Entries taken from a collection
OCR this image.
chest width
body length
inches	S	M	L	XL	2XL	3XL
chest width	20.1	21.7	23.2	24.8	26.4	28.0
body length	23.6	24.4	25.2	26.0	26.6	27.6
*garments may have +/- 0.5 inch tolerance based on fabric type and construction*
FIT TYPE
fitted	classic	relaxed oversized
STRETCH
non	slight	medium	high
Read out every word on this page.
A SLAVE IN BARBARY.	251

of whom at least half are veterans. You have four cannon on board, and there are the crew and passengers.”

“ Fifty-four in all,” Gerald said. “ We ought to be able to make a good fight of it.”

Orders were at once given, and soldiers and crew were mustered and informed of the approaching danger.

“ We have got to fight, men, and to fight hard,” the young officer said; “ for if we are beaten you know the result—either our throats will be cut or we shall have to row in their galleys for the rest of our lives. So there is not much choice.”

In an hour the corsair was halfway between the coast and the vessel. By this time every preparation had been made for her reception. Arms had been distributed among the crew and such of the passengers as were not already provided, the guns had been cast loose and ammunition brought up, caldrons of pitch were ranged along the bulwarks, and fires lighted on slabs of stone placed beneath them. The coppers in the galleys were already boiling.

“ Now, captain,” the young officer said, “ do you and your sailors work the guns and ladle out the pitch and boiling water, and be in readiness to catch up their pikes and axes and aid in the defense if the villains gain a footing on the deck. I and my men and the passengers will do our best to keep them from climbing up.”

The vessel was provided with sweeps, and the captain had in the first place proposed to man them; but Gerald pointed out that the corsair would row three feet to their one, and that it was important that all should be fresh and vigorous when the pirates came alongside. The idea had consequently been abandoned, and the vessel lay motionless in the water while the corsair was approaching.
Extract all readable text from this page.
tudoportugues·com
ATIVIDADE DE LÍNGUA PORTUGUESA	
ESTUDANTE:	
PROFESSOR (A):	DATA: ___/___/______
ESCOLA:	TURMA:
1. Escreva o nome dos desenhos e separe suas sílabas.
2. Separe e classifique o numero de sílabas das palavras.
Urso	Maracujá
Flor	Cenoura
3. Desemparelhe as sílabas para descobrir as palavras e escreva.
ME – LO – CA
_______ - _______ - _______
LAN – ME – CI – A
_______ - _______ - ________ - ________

Written request:
Retype exactly the lines from the one containing "Extract all readable text from this page." through the last line of the records above, including both.

Solved problem:
Extract all readable text from this page.
tudoportugues·com
ATIVIDADE DE LÍNGUA PORTUGUESA	
ESTUDANTE:	
PROFESSOR (A):	DATA: ___/___/______
ESCOLA:	TURMA:
1. Escreva o nome dos desenhos e separe suas sílabas.
2. Separe e classifique o numero de sílabas das palavras.
Urso	Maracujá
Flor	Cenoura
3. Desemparelhe as sílabas para descobrir as palavras e escreva.
ME – LO – CA
_______ - _______ - _______
LAN – ME – CI – A
_______ - _______ - ________ - ________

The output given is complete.